## RECORD LIST:
________________

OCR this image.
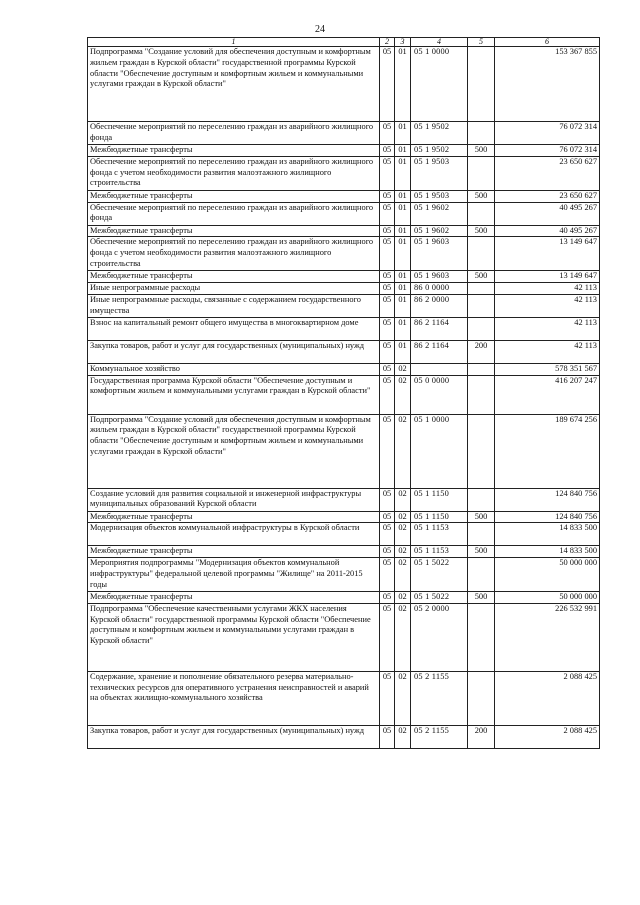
24
1	2	3	4	5	6
Подпрограмма "Создание условий для обеспечения доступным и комфортным жильем граждан в Курской области" государственной программы Курской области "Обеспечение доступным и комфортным жильем и коммунальными услугами граждан в Курской области"	05	01	05 1 0000		153 367 855
Обеспечение мероприятий по переселению граждан из аварийного жилищного фонда	05	01	05 1 9502		76 072 314
Межбюджетные трансферты	05	01	05 1 9502	500	76 072 314
Обеспечение мероприятий по переселению граждан из аварийного жилищного фонда с учетом необходимости развития малоэтажного жилищного строительства	05	01	05 1 9503		23 650 627
Межбюджетные трансферты	05	01	05 1 9503	500	23 650 627
Обеспечение мероприятий по переселению граждан из аварийного жилищного фонда	05	01	05 1 9602		40 495 267
Межбюджетные трансферты	05	01	05 1 9602	500	40 495 267
Обеспечение мероприятий по переселению граждан из аварийного жилищного фонда с учетом необходимости развития малоэтажного жилищного строительства	05	01	05 1 9603		13 149 647
Межбюджетные трансферты	05	01	05 1 9603	500	13 149 647
Иные непрограммные расходы	05	01	86 0 0000		42 113
Иные непрограммные расходы, связанные с содержанием государственного имущества	05	01	86 2 0000		42 113
Взнос на капитальный ремонт общего имущества в многоквартирном доме	05	01	86 2 1164		42 113
Закупка товаров, работ и услуг для государственных (муниципальных) нужд	05	01	86 2 1164	200	42 113
Коммунальное хозяйство	05	02			578 351 567
Государственная программа Курской области "Обеспечение доступным и комфортным жильем и коммунальными услугами граждан в Курской области"	05	02	05 0 0000		416 207 247
Подпрограмма "Создание условий для обеспечения доступным и комфортным жильем граждан в Курской области" государственной программы Курской области "Обеспечение доступным и комфортным жильем и коммунальными услугами граждан в Курской области"	05	02	05 1 0000		189 674 256
Создание условий для развития социальной и инженерной инфраструктуры муниципальных образований Курской области	05	02	05 1 1150		124 840 756
Межбюджетные трансферты	05	02	05 1 1150	500	124 840 756
Модернизация объектов коммунальной инфраструктуры в Курской области	05	02	05 1 1153		14 833 500
Межбюджетные трансферты	05	02	05 1 1153	500	14 833 500
Мероприятия подпрограммы "Модернизация объектов коммунальной инфраструктуры" федеральной целевой программы "Жилище" на 2011-2015 годы	05	02	05 1 5022		50 000 000
Межбюджетные трансферты	05	02	05 1 5022	500	50 000 000
Подпрограмма "Обеспечение качественными услугами ЖКХ населения Курской области" государственной программы Курской области "Обеспечение доступным и комфортным жильем и коммунальными услугами граждан в Курской области"	05	02	05 2 0000		226 532 991
Содержание, хранение и пополнение обязательного резерва материально-технических ресурсов для оперативного устранения неисправностей и аварий на объектах жилищно-коммунального хозяйства	05	02	05 2 1155		2 088 425
Закупка товаров, работ и услуг для государственных (муниципальных) нужд	05	02	05 2 1155	200	2 088 425
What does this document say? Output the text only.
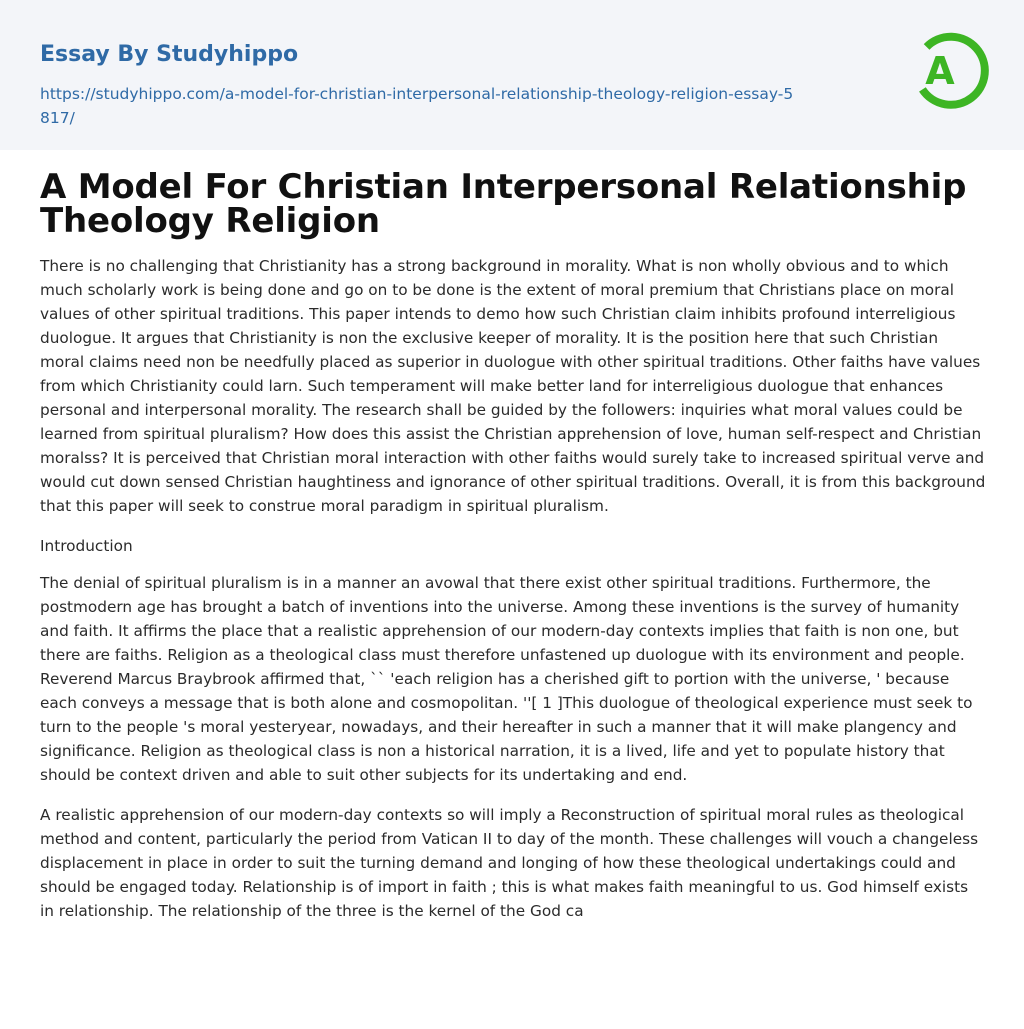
Essay By Studyhippo
https://studyhippo.com/a-model-for-christian-interpersonal-relationship-theology-religion-essay-5817/
A
A Model For Christian Interpersonal Relationship Theology Religion

There is no challenging that Christianity has a strong background in morality. What is non wholly obvious and to which much scholarly work is being done and go on to be done is the extent of moral premium that Christians place on moral values of other spiritual traditions. This paper intends to demo how such Christian claim inhibits profound interreligious duologue. It argues that Christianity is non the exclusive keeper of morality. It is the position here that such Christian moral claims need non be needfully placed as superior in duologue with other spiritual traditions. Other faiths have values from which Christianity could larn. Such temperament will make better land for interreligious duologue that enhances personal and interpersonal morality. The research shall be guided by the followers: inquiries what moral values could be learned from spiritual pluralism? How does this assist the Christian apprehension of love, human self-respect and Christian moralss? It is perceived that Christian moral interaction with other faiths would surely take to increased spiritual verve and would cut down sensed Christian haughtiness and ignorance of other spiritual traditions. Overall, it is from this background that this paper will seek to construe moral paradigm in spiritual pluralism.

Introduction

The denial of spiritual pluralism is in a manner an avowal that there exist other spiritual traditions. Furthermore, the postmodern age has brought a batch of inventions into the universe. Among these inventions is the survey of humanity and faith. It affirms the place that a realistic apprehension of our modern-day contexts implies that faith is non one, but there are faiths. Religion as a theological class must therefore unfastened up duologue with its environment and people. Reverend Marcus Braybrook affirmed that, `` 'each religion has a cherished gift to portion with the universe, ' because each conveys a message that is both alone and cosmopolitan. ''[ 1 ]This duologue of theological experience must seek to turn to the people 's moral yesteryear, nowadays, and their hereafter in such a manner that it will make plangency and significance. Religion as theological class is non a historical narration, it is a lived, life and yet to populate history that should be context driven and able to suit other subjects for its undertaking and end.

A realistic apprehension of our modern-day contexts so will imply a Reconstruction of spiritual moral rules as theological method and content, particularly the period from Vatican II to day of the month. These challenges will vouch a changeless displacement in place in order to suit the turning demand and longing of how these theological undertakings could and should be engaged today. Relationship is of import in faith ; this is what makes faith meaningful to us. God himself exists in relationship. The relationship of the three is the kernel of the God ca
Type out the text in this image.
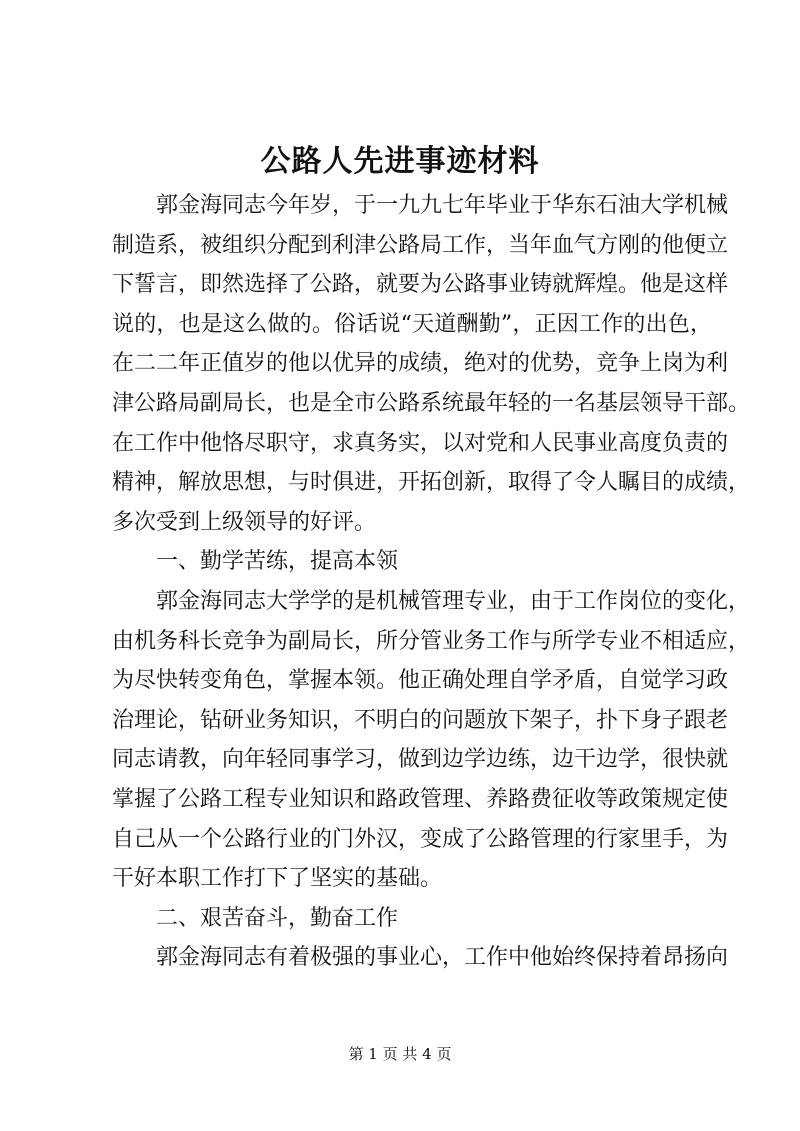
公路人先进事迹材料
郭金海同志今年岁，于一九九七年毕业于华东石油大学机械
制造系，被组织分配到利津公路局工作，当年血气方刚的他便立
下誓言，即然选择了公路，就要为公路事业铸就辉煌。他是这样
说的，也是这么做的。俗话说“天道酬勤”，正因工作的出色，
在二二年正值岁的他以优异的成绩，绝对的优势，竞争上岗为利
津公路局副局长，也是全市公路系统最年轻的一名基层领导干部。
在工作中他恪尽职守，求真务实，以对党和人民事业高度负责的
精神，解放思想，与时俱进，开拓创新，取得了令人瞩目的成绩，
多次受到上级领导的好评。
一、勤学苦练，提高本领
郭金海同志大学学的是机械管理专业，由于工作岗位的变化，
由机务科长竞争为副局长，所分管业务工作与所学专业不相适应，
为尽快转变角色，掌握本领。他正确处理自学矛盾，自觉学习政
治理论，钻研业务知识，不明白的问题放下架子，扑下身子跟老
同志请教，向年轻同事学习，做到边学边练，边干边学，很快就
掌握了公路工程专业知识和路政管理、养路费征收等政策规定使
自己从一个公路行业的门外汉，变成了公路管理的行家里手，为
干好本职工作打下了坚实的基础。
二、艰苦奋斗，勤奋工作
郭金海同志有着极强的事业心，工作中他始终保持着昂扬向
第 1 页 共 4 页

________________

## WRITTEN PROBLEM:
Without the pictures, return the entries exactly as they appear.

## ANSWER BELOW:
OCR this image.
24
1	2	3	4	5	6
Подпрограмма "Создание условий для обеспечения доступным и комфортным жильем граждан в Курской области" государственной программы Курской области "Обеспечение доступным и комфортным жильем и коммунальными услугами граждан в Курской области"	05	01	05 1 0000		153 367 855
Обеспечение мероприятий по переселению граждан из аварийного жилищного фонда	05	01	05 1 9502		76 072 314
Межбюджетные трансферты	05	01	05 1 9502	500	76 072 314
Обеспечение мероприятий по переселению граждан из аварийного жилищного фонда с учетом необходимости развития малоэтажного жилищного строительства	05	01	05 1 9503		23 650 627
Межбюджетные трансферты	05	01	05 1 9503	500	23 650 627
Обеспечение мероприятий по переселению граждан из аварийного жилищного фонда	05	01	05 1 9602		40 495 267
Межбюджетные трансферты	05	01	05 1 9602	500	40 495 267
Обеспечение мероприятий по переселению граждан из аварийного жилищного фонда с учетом необходимости развития малоэтажного жилищного строительства	05	01	05 1 9603		13 149 647
Межбюджетные трансферты	05	01	05 1 9603	500	13 149 647
Иные непрограммные расходы	05	01	86 0 0000		42 113
Иные непрограммные расходы, связанные с содержанием государственного имущества	05	01	86 2 0000		42 113
Взнос на капитальный ремонт общего имущества в многоквартирном доме	05	01	86 2 1164		42 113
Закупка товаров, работ и услуг для государственных (муниципальных) нужд	05	01	86 2 1164	200	42 113
Коммунальное хозяйство	05	02			578 351 567
Государственная программа Курской области "Обеспечение доступным и комфортным жильем и коммунальными услугами граждан в Курской области"	05	02	05 0 0000		416 207 247
Подпрограмма "Создание условий для обеспечения доступным и комфортным жильем граждан в Курской области" государственной программы Курской области "Обеспечение доступным и комфортным жильем и коммунальными услугами граждан в Курской области"	05	02	05 1 0000		189 674 256
Создание условий для развития социальной и инженерной инфраструктуры муниципальных образований Курской области	05	02	05 1 1150		124 840 756
Межбюджетные трансферты	05	02	05 1 1150	500	124 840 756
Модернизация объектов коммунальной инфраструктуры в Курской области	05	02	05 1 1153		14 833 500
Межбюджетные трансферты	05	02	05 1 1153	500	14 833 500
Мероприятия подпрограммы "Модернизация объектов коммунальной инфраструктуры" федеральной целевой программы "Жилище" на 2011-2015 годы	05	02	05 1 5022		50 000 000
Межбюджетные трансферты	05	02	05 1 5022	500	50 000 000
Подпрограмма "Обеспечение качественными услугами ЖКХ населения Курской области" государственной программы Курской области "Обеспечение доступным и комфортным жильем и коммунальными услугами граждан в Курской области"	05	02	05 2 0000		226 532 991
Содержание, хранение и пополнение обязательного резерва материально-технических ресурсов для оперативного устранения неисправностей и аварий на объектах жилищно-коммунального хозяйства	05	02	05 2 1155		2 088 425
Закупка товаров, работ и услуг для государственных (муниципальных) нужд	05	02	05 2 1155	200	2 088 425
What does this document say? Output the text only.
Essay By Studyhippo
https://studyhippo.com/a-model-for-christian-interpersonal-relationship-theology-religion-essay-5817/
A
A Model For Christian Interpersonal Relationship Theology Religion

There is no challenging that Christianity has a strong background in morality. What is non wholly obvious and to which much scholarly work is being done and go on to be done is the extent of moral premium that Christians place on moral values of other spiritual traditions. This paper intends to demo how such Christian claim inhibits profound interreligious duologue. It argues that Christianity is non the exclusive keeper of morality. It is the position here that such Christian moral claims need non be needfully placed as superior in duologue with other spiritual traditions. Other faiths have values from which Christianity could larn. Such temperament will make better land for interreligious duologue that enhances personal and interpersonal morality. The research shall be guided by the followers: inquiries what moral values could be learned from spiritual pluralism? How does this assist the Christian apprehension of love, human self-respect and Christian moralss? It is perceived that Christian moral interaction with other faiths would surely take to increased spiritual verve and would cut down sensed Christian haughtiness and ignorance of other spiritual traditions. Overall, it is from this background that this paper will seek to construe moral paradigm in spiritual pluralism.

Introduction

The denial of spiritual pluralism is in a manner an avowal that there exist other spiritual traditions. Furthermore, the postmodern age has brought a batch of inventions into the universe. Among these inventions is the survey of humanity and faith. It affirms the place that a realistic apprehension of our modern-day contexts implies that faith is non one, but there are faiths. Religion as a theological class must therefore unfastened up duologue with its environment and people. Reverend Marcus Braybrook affirmed that, `` 'each religion has a cherished gift to portion with the universe, ' because each conveys a message that is both alone and cosmopolitan. ''[ 1 ]This duologue of theological experience must seek to turn to the people 's moral yesteryear, nowadays, and their hereafter in such a manner that it will make plangency and significance. Religion as theological class is non a historical narration, it is a lived, life and yet to populate history that should be context driven and able to suit other subjects for its undertaking and end.

A realistic apprehension of our modern-day contexts so will imply a Reconstruction of spiritual moral rules as theological method and content, particularly the period from Vatican II to day of the month. These challenges will vouch a changeless displacement in place in order to suit the turning demand and longing of how these theological undertakings could and should be engaged today. Relationship is of import in faith ; this is what makes faith meaningful to us. God himself exists in relationship. The relationship of the three is the kernel of the God ca
Type out the text in this image.
公路人先进事迹材料
郭金海同志今年岁，于一九九七年毕业于华东石油大学机械
制造系，被组织分配到利津公路局工作，当年血气方刚的他便立
下誓言，即然选择了公路，就要为公路事业铸就辉煌。他是这样
说的，也是这么做的。俗话说“天道酬勤”，正因工作的出色，
在二二年正值岁的他以优异的成绩，绝对的优势，竞争上岗为利
津公路局副局长，也是全市公路系统最年轻的一名基层领导干部。
在工作中他恪尽职守，求真务实，以对党和人民事业高度负责的
精神，解放思想，与时俱进，开拓创新，取得了令人瞩目的成绩，
多次受到上级领导的好评。
一、勤学苦练，提高本领
郭金海同志大学学的是机械管理专业，由于工作岗位的变化，
由机务科长竞争为副局长，所分管业务工作与所学专业不相适应，
为尽快转变角色，掌握本领。他正确处理自学矛盾，自觉学习政
治理论，钻研业务知识，不明白的问题放下架子，扑下身子跟老
同志请教，向年轻同事学习，做到边学边练，边干边学，很快就
掌握了公路工程专业知识和路政管理、养路费征收等政策规定使
自己从一个公路行业的门外汉，变成了公路管理的行家里手，为
干好本职工作打下了坚实的基础。
二、艰苦奋斗，勤奋工作
郭金海同志有着极强的事业心，工作中他始终保持着昂扬向
第 1 页 共 4 页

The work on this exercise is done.